→ WHAT TO PRODUCE: Using the records below, give the number of lines where the word "Supports" appears, with no further output.

→ SUPPLIED MATERIAL:
##########
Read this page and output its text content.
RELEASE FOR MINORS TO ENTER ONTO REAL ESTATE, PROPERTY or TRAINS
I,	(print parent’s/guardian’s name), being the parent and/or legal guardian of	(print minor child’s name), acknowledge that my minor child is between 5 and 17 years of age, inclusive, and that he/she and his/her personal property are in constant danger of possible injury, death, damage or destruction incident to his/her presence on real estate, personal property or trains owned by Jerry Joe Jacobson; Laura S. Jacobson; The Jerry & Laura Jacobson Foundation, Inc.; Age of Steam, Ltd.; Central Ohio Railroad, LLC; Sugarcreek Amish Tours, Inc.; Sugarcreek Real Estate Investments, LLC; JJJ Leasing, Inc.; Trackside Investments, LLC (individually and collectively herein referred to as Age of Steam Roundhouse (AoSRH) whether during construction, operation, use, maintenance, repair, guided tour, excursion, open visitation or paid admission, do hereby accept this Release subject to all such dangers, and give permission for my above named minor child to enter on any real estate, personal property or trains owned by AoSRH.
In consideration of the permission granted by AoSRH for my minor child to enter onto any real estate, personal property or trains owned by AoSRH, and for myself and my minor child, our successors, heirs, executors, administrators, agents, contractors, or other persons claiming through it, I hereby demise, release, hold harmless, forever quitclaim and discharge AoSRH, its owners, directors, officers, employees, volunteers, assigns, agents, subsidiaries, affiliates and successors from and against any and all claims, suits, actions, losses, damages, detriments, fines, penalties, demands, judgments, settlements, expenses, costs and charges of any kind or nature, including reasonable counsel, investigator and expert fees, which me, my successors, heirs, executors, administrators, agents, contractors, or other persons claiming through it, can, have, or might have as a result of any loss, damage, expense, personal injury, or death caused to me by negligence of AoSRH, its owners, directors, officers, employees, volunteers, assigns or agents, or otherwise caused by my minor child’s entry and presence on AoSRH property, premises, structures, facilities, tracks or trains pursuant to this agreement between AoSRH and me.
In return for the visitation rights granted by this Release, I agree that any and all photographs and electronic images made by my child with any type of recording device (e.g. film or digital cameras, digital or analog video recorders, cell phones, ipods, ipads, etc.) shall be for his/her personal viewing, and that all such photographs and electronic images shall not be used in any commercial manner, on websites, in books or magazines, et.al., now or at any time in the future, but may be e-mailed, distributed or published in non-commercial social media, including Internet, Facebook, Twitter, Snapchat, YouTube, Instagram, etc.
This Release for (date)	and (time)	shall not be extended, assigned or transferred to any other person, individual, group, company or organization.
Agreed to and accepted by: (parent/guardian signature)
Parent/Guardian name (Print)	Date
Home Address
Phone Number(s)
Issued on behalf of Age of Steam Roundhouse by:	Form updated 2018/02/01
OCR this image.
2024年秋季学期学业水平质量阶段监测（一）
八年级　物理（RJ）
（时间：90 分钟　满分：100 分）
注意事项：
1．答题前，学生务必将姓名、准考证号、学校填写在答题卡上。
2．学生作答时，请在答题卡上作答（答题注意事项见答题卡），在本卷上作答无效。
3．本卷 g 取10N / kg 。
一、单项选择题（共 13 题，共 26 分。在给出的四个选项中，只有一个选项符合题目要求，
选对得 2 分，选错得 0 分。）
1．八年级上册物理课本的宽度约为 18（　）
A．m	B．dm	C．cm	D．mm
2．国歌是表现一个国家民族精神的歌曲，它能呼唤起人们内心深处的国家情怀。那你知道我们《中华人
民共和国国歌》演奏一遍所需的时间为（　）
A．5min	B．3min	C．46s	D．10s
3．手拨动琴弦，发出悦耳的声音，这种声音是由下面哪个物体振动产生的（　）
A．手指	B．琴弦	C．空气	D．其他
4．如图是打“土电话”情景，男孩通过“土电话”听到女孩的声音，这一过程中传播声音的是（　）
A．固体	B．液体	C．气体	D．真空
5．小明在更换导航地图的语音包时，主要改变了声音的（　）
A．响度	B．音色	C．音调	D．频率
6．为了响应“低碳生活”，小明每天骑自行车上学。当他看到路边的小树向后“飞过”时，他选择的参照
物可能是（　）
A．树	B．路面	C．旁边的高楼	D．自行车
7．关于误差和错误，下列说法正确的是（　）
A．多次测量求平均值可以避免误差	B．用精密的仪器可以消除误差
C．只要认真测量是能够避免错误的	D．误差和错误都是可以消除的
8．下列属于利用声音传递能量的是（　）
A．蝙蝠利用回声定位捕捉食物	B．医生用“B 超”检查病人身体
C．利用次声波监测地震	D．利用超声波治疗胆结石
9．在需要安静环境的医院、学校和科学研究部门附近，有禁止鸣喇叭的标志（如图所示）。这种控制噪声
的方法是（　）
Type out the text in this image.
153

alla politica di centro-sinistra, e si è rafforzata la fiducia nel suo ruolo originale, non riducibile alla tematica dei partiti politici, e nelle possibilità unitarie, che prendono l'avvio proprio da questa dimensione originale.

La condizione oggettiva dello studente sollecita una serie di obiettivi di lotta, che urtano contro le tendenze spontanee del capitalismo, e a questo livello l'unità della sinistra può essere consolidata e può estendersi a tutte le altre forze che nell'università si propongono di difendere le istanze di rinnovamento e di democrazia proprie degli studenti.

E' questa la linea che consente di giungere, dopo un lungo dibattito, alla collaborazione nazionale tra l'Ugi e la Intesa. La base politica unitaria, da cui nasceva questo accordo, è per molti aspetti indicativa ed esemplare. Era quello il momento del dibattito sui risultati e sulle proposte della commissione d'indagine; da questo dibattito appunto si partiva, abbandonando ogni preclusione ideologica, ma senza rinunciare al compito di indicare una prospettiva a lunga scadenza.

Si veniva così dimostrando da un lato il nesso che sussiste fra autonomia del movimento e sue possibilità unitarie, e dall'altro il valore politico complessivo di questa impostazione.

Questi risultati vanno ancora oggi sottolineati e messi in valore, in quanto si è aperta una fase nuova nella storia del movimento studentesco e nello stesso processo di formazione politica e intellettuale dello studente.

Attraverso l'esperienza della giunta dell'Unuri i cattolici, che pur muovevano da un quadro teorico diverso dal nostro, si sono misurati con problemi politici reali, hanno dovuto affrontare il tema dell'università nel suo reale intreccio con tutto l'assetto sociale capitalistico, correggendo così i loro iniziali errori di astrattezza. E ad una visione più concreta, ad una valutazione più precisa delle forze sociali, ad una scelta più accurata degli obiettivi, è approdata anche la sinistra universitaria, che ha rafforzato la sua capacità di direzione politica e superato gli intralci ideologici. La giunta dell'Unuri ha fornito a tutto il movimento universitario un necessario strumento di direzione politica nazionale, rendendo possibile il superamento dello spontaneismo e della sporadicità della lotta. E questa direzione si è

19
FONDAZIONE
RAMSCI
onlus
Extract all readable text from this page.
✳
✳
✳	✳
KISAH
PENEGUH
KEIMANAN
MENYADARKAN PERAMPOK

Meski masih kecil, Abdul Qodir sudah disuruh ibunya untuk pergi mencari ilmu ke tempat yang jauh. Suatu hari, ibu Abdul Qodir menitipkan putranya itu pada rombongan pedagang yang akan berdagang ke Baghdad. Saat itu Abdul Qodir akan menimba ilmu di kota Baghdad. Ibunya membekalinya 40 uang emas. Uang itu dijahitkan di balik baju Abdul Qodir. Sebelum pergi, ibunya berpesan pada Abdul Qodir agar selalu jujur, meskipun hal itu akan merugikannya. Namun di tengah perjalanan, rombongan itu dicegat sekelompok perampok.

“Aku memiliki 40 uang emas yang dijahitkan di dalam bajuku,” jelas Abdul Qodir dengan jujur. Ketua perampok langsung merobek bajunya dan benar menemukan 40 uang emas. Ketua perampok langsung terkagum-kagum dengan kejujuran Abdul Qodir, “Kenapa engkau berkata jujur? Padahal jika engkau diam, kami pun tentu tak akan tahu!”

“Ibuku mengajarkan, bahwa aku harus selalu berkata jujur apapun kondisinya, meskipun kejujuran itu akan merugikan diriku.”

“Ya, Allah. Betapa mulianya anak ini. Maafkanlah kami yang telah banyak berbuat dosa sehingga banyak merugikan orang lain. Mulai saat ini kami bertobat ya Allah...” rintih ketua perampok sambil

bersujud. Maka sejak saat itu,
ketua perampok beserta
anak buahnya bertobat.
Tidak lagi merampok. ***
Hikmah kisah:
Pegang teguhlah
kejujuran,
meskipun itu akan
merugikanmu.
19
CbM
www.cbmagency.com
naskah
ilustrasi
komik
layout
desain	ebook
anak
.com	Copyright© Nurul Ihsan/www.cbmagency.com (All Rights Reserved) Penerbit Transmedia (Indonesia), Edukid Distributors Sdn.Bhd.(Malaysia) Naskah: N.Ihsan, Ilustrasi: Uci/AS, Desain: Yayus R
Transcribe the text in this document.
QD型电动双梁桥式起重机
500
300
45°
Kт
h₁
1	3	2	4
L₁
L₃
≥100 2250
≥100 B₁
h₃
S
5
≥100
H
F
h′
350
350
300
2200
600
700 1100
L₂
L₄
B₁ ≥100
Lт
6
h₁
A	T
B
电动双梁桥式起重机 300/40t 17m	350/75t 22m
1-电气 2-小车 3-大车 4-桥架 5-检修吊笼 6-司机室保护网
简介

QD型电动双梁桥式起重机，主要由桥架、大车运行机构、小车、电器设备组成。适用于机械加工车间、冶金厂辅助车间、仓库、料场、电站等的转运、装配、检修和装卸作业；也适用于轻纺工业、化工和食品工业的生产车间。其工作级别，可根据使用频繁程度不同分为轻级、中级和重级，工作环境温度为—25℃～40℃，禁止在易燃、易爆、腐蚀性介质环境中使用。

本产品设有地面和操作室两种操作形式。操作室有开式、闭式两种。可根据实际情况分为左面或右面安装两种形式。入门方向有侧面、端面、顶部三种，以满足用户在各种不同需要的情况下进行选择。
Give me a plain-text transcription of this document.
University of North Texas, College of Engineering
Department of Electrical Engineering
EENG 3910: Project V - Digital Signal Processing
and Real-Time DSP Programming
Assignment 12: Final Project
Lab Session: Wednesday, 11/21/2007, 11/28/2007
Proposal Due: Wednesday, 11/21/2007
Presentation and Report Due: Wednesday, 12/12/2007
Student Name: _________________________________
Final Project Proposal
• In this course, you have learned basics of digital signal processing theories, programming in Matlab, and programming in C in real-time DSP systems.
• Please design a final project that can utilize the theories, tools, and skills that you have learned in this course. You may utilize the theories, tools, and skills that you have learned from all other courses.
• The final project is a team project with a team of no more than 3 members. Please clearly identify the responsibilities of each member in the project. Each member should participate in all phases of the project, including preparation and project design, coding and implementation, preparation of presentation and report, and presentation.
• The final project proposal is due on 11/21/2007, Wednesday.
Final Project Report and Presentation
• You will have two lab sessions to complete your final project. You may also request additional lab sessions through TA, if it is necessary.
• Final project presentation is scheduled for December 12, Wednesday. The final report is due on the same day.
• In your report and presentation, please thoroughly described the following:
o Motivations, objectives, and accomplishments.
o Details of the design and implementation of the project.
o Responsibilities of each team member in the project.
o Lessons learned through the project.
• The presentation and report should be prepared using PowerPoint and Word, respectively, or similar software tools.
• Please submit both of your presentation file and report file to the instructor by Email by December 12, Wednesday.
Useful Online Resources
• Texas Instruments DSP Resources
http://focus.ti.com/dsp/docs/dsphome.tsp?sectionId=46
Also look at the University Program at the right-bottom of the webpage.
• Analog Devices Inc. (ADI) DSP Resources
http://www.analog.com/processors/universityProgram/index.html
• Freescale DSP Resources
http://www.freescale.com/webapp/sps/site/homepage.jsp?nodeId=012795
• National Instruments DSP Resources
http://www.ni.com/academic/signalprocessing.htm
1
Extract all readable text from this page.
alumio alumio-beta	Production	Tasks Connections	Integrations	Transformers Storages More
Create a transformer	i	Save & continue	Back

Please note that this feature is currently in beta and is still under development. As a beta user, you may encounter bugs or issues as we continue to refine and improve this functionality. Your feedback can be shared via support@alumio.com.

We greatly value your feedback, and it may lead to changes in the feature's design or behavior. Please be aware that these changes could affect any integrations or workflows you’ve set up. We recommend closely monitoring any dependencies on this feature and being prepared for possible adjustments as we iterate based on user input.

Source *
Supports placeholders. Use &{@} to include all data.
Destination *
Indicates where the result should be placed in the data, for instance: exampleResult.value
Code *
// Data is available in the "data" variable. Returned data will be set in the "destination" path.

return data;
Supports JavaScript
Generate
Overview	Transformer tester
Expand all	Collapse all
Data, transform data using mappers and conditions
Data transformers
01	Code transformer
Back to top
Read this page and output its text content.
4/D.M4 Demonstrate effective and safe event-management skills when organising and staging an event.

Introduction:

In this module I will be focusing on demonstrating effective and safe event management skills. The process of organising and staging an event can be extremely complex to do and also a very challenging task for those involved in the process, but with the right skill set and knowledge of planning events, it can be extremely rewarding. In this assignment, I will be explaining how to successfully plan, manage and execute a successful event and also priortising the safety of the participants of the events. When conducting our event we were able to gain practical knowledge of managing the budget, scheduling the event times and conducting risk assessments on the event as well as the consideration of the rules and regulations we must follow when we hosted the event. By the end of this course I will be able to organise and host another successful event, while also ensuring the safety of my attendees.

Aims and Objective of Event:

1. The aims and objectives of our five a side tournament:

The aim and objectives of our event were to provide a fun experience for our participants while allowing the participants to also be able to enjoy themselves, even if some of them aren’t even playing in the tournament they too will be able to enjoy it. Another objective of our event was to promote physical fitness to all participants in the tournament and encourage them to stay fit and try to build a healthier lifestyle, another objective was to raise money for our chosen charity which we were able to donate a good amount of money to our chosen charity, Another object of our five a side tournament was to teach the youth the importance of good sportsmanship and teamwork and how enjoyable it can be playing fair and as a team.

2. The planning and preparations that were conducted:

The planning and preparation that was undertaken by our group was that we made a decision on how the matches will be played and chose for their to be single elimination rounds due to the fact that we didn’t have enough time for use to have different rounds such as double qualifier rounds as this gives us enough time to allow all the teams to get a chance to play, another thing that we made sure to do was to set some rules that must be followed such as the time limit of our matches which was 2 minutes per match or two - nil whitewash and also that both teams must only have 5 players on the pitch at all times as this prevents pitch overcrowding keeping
##########
→ FINISHED TASK: 2